> **Aim of the task**
Reproduce word for word the portion of the profile of Curran Oi below that begins at "Promising Young Scientist: Curran" and stops after "liked solving problems.".

[Opening Extracted text section]

Promising Young Scientist: Curran Oi Demonstrates ‘Creativity and Courage’ as a Post-doc in Genome Sciences

‘Hardest part is just sticking with it and being adaptable’

Share:

Curran Oi Dr. Curran Oi, says Christine Queitsch, Ph.D., a Professor of Genome Sciences, 'has the courage and the intellectual capacity to think fully outside the box and try new things. Creativity and courage!'

By the time Curran Oi entered middle school, it was evident he would pursue a career in math and science. He liked solving problems.

“And later, I was really into physics,” said Oi, a post-doctoral fellow in the UW Medicine Department Genome Sciences. “You could set up a small problem and solve it. In some ways, I found it cooler than math because it can predict physical behaviors of things around you.”

“Physical behaviors” of a different kind were another passion long before he learned long division and square roots.

“I watched figure skating on TV and started jumping and spinning around the living room,” he said. “I asked my parents to sign me up for lessons at age 5, and it took off from there.”

“Took off” is an understatement. By high school, Oi was competing in the World Junior Figure Skating Championships. He traveled internationally, including to Bulgaria twice, and admits, “it was a big part of my identity in high school.”

In skating, like physics, momentum plays a significant role, representing “mass in motion,” of an object – whether an atom or an 18-year-old from Wellesley, Massachusetts. It was at that age that Oi put aside ice skates and entered MIT. He completed a Bachelor of Science degree in Nuclear Engineering with a double major in Physics in 2013.

[Closing Extracted text section]
[Opening Data for review section]

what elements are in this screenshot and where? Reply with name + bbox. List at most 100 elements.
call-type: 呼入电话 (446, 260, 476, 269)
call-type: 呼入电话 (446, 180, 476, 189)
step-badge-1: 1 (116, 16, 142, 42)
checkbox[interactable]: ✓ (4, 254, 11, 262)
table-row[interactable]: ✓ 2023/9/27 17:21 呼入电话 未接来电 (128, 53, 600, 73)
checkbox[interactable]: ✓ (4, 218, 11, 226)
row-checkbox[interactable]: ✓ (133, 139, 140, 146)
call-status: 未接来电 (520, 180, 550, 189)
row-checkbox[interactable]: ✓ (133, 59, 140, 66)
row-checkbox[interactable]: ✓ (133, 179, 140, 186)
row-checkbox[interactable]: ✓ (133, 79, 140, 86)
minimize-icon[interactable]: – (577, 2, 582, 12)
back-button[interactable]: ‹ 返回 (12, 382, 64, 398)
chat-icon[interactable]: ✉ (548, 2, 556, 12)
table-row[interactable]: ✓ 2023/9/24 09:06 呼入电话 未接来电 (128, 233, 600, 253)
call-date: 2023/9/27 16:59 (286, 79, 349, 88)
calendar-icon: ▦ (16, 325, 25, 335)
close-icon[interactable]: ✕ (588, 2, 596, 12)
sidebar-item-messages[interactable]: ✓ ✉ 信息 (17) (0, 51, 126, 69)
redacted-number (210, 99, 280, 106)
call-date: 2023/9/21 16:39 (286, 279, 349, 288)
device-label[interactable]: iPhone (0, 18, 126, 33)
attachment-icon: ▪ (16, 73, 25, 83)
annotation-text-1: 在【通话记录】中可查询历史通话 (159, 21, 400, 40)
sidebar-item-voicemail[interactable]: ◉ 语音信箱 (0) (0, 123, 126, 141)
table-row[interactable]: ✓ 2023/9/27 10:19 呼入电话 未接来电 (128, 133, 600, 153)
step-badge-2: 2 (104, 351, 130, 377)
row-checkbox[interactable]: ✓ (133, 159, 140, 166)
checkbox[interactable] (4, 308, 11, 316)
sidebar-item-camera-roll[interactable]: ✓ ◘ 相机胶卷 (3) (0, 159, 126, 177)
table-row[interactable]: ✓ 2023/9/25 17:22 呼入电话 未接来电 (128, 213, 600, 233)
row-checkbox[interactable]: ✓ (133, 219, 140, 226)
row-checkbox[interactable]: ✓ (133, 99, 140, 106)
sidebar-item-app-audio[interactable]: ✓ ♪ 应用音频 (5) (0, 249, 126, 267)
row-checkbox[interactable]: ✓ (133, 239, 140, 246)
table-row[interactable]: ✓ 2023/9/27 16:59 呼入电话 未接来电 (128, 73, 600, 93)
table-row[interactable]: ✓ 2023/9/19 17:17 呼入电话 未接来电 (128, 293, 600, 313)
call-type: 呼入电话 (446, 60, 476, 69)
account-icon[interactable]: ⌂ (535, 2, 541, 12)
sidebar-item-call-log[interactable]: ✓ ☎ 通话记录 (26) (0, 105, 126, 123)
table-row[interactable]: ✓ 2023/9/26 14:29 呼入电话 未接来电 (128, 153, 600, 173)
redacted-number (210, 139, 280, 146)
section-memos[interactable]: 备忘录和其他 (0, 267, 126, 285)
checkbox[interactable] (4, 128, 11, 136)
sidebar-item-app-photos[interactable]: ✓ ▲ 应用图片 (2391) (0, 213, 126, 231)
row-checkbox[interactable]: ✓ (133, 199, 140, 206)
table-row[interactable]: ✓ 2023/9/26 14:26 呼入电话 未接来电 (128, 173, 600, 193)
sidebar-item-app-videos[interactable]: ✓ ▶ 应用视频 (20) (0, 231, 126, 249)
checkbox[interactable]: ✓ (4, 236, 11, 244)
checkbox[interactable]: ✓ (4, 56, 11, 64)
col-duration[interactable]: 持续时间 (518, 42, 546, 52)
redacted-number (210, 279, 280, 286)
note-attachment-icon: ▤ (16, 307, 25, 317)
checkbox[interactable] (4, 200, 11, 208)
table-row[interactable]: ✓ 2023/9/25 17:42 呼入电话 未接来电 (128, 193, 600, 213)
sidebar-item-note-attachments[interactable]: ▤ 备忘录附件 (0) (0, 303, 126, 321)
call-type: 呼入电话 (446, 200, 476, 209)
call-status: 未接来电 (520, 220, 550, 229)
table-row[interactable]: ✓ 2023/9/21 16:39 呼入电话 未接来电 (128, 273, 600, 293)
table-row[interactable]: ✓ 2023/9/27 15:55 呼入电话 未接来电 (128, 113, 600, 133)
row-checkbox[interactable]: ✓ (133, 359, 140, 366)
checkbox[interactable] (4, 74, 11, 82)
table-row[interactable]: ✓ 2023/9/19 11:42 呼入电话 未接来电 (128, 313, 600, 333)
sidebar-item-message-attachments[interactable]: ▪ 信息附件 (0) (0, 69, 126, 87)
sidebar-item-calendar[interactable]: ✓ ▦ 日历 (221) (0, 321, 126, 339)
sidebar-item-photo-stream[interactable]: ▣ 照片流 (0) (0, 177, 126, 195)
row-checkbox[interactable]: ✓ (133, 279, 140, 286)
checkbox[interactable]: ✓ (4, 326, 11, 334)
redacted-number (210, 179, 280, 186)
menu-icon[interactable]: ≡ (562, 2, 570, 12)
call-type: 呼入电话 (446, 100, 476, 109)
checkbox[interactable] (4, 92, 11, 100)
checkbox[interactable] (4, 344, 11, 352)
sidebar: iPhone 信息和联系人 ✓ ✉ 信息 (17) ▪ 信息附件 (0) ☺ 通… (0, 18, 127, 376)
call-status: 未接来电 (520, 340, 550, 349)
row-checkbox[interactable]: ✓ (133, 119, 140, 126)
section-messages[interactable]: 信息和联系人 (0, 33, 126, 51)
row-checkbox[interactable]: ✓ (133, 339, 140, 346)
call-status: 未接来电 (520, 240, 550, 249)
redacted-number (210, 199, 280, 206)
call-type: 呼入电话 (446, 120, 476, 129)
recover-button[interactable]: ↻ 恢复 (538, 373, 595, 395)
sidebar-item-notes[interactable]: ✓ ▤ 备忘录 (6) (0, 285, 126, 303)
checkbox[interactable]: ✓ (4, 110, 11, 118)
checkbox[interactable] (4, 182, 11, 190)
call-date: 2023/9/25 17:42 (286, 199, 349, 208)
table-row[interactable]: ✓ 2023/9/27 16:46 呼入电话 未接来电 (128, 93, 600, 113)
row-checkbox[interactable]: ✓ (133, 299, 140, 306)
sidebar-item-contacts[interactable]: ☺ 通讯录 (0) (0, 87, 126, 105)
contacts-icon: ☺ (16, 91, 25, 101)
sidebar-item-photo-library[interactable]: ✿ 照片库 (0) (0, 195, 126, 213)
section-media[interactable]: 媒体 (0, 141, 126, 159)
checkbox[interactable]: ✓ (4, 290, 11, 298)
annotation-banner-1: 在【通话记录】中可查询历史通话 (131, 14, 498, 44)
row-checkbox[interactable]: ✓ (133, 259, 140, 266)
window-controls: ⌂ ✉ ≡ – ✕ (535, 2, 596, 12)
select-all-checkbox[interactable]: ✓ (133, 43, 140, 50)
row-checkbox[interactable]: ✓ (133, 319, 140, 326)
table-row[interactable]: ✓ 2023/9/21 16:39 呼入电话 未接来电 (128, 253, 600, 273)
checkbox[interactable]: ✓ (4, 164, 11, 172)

[Closing Data for review section]

> **Solution to this task**
Promising Young Scientist: Curran Oi Demonstrates ‘Creativity and Courage’ as a Post-doc in Genome Sciences

‘Hardest part is just sticking with it and being adaptable’

Share:

Curran Oi Dr. Curran Oi, says Christine Queitsch, Ph.D., a Professor of Genome Sciences, 'has the courage and the intellectual capacity to think fully outside the box and try new things. Creativity and courage!'

By the time Curran Oi entered middle school, it was evident he would pursue a career in math and science. He liked solving problems.